— START OF DATA ENTRIES —

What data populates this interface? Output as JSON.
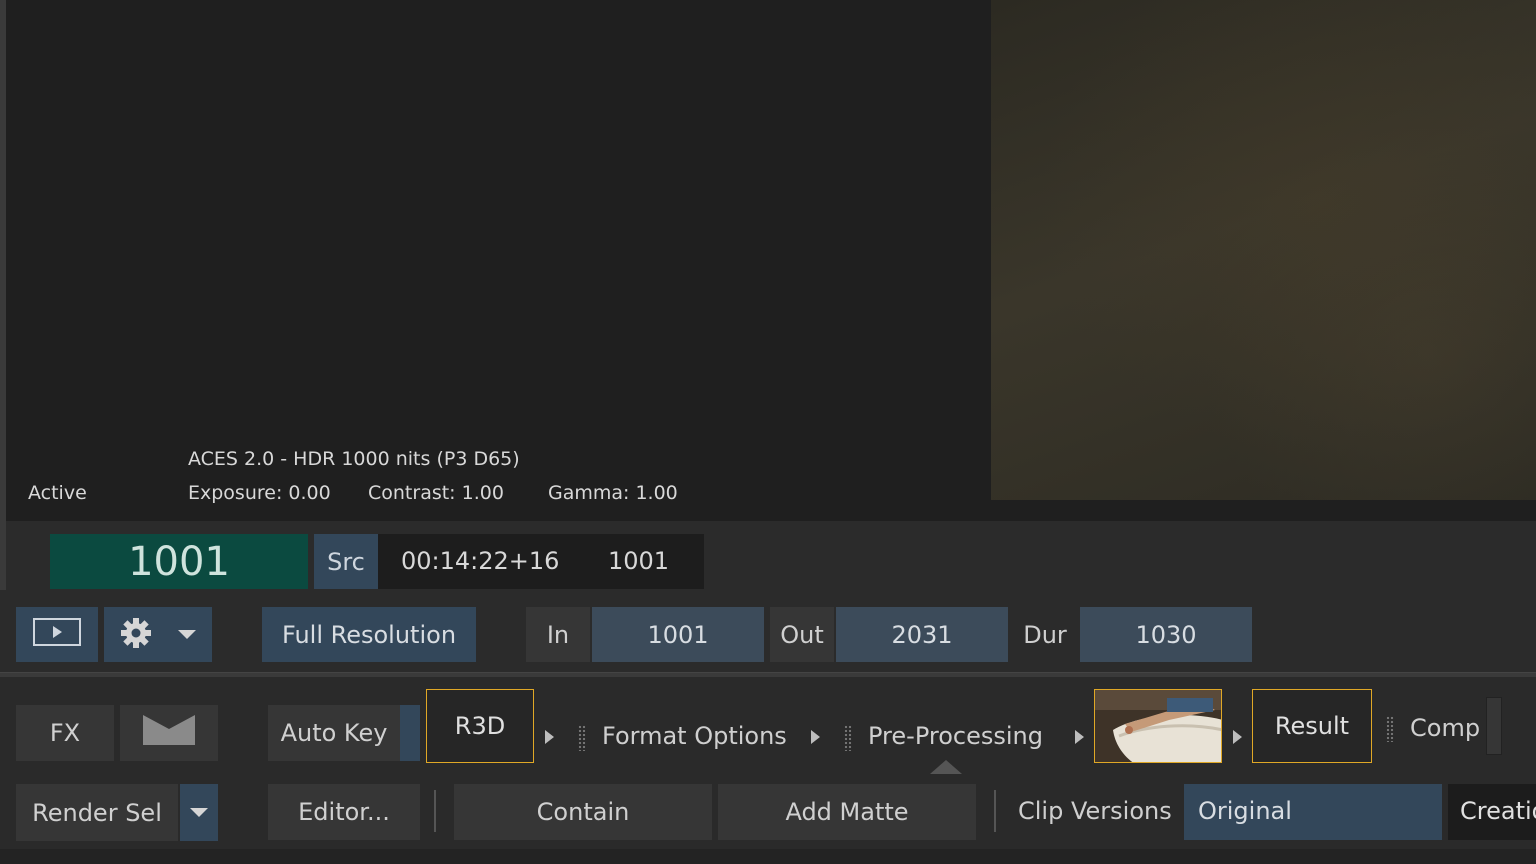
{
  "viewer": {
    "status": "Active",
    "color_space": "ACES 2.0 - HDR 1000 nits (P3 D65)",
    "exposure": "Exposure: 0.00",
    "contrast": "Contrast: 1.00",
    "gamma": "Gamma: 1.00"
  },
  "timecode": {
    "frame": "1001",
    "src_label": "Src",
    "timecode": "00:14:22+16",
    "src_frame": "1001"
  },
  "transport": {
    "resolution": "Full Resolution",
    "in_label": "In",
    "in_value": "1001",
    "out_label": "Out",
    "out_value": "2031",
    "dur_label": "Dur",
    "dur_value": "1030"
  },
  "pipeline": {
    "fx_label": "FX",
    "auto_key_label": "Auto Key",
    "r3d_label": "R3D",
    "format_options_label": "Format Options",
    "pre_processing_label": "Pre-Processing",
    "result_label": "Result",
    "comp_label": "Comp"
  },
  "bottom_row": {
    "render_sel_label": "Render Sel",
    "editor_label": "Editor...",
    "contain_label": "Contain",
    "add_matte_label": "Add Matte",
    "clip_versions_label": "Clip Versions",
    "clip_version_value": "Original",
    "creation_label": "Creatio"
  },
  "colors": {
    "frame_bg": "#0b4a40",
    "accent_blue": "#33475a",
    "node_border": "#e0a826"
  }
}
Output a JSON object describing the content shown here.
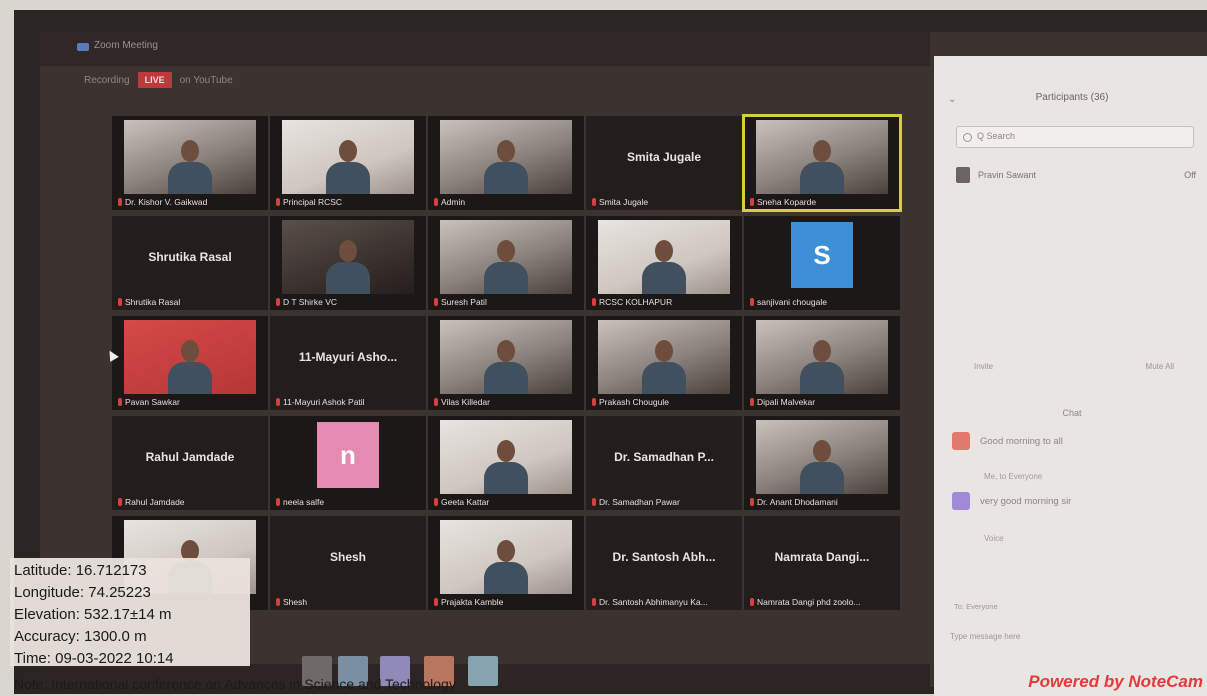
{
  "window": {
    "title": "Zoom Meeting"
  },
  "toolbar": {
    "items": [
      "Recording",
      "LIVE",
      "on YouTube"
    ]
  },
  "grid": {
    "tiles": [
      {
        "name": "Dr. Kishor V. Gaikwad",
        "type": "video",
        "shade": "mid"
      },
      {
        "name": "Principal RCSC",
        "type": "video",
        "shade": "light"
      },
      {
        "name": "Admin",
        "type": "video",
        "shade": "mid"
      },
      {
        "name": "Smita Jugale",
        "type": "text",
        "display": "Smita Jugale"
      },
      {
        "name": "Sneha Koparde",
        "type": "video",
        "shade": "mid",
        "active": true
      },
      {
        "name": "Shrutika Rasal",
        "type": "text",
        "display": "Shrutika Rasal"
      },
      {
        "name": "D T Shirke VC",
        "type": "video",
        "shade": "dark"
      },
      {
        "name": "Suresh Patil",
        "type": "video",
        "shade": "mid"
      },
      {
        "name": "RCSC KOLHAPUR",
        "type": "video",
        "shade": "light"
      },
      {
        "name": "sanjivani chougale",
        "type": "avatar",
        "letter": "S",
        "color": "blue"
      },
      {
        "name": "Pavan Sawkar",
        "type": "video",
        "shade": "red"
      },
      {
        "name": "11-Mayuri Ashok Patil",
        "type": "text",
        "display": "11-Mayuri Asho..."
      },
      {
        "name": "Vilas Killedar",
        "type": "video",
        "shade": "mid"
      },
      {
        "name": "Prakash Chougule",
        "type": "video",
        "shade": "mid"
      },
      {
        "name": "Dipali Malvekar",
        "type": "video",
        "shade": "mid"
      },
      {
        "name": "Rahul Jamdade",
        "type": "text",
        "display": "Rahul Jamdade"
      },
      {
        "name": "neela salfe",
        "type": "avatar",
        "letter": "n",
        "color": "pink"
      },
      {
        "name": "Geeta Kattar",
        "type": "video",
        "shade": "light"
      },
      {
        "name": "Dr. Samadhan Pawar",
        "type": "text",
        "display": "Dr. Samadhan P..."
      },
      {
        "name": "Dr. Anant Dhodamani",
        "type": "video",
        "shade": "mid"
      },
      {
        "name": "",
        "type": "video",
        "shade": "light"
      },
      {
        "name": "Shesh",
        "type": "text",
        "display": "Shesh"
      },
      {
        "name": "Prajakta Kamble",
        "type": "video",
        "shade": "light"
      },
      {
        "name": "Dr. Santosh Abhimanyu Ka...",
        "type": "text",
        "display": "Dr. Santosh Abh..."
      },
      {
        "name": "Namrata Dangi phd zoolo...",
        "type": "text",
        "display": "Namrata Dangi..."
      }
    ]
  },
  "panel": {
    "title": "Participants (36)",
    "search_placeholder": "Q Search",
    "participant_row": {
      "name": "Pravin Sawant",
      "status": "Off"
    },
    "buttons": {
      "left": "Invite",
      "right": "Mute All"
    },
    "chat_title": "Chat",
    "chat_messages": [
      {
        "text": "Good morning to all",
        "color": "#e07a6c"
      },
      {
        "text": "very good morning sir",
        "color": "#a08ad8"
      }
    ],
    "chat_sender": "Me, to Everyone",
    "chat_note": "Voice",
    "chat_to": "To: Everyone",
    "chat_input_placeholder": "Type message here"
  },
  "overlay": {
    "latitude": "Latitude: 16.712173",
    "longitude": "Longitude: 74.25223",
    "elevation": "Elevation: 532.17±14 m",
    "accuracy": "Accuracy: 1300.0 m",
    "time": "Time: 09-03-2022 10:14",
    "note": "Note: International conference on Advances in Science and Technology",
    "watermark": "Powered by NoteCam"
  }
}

— END OF DATA ENTRIES —

WHAT IS NEEDED:
Search the listing above for the string "RCSC". Copy every line that contains it.

COMPLETE OUTPUT:
        "name": "Principal RCSC",
        "name": "RCSC KOLHAPUR",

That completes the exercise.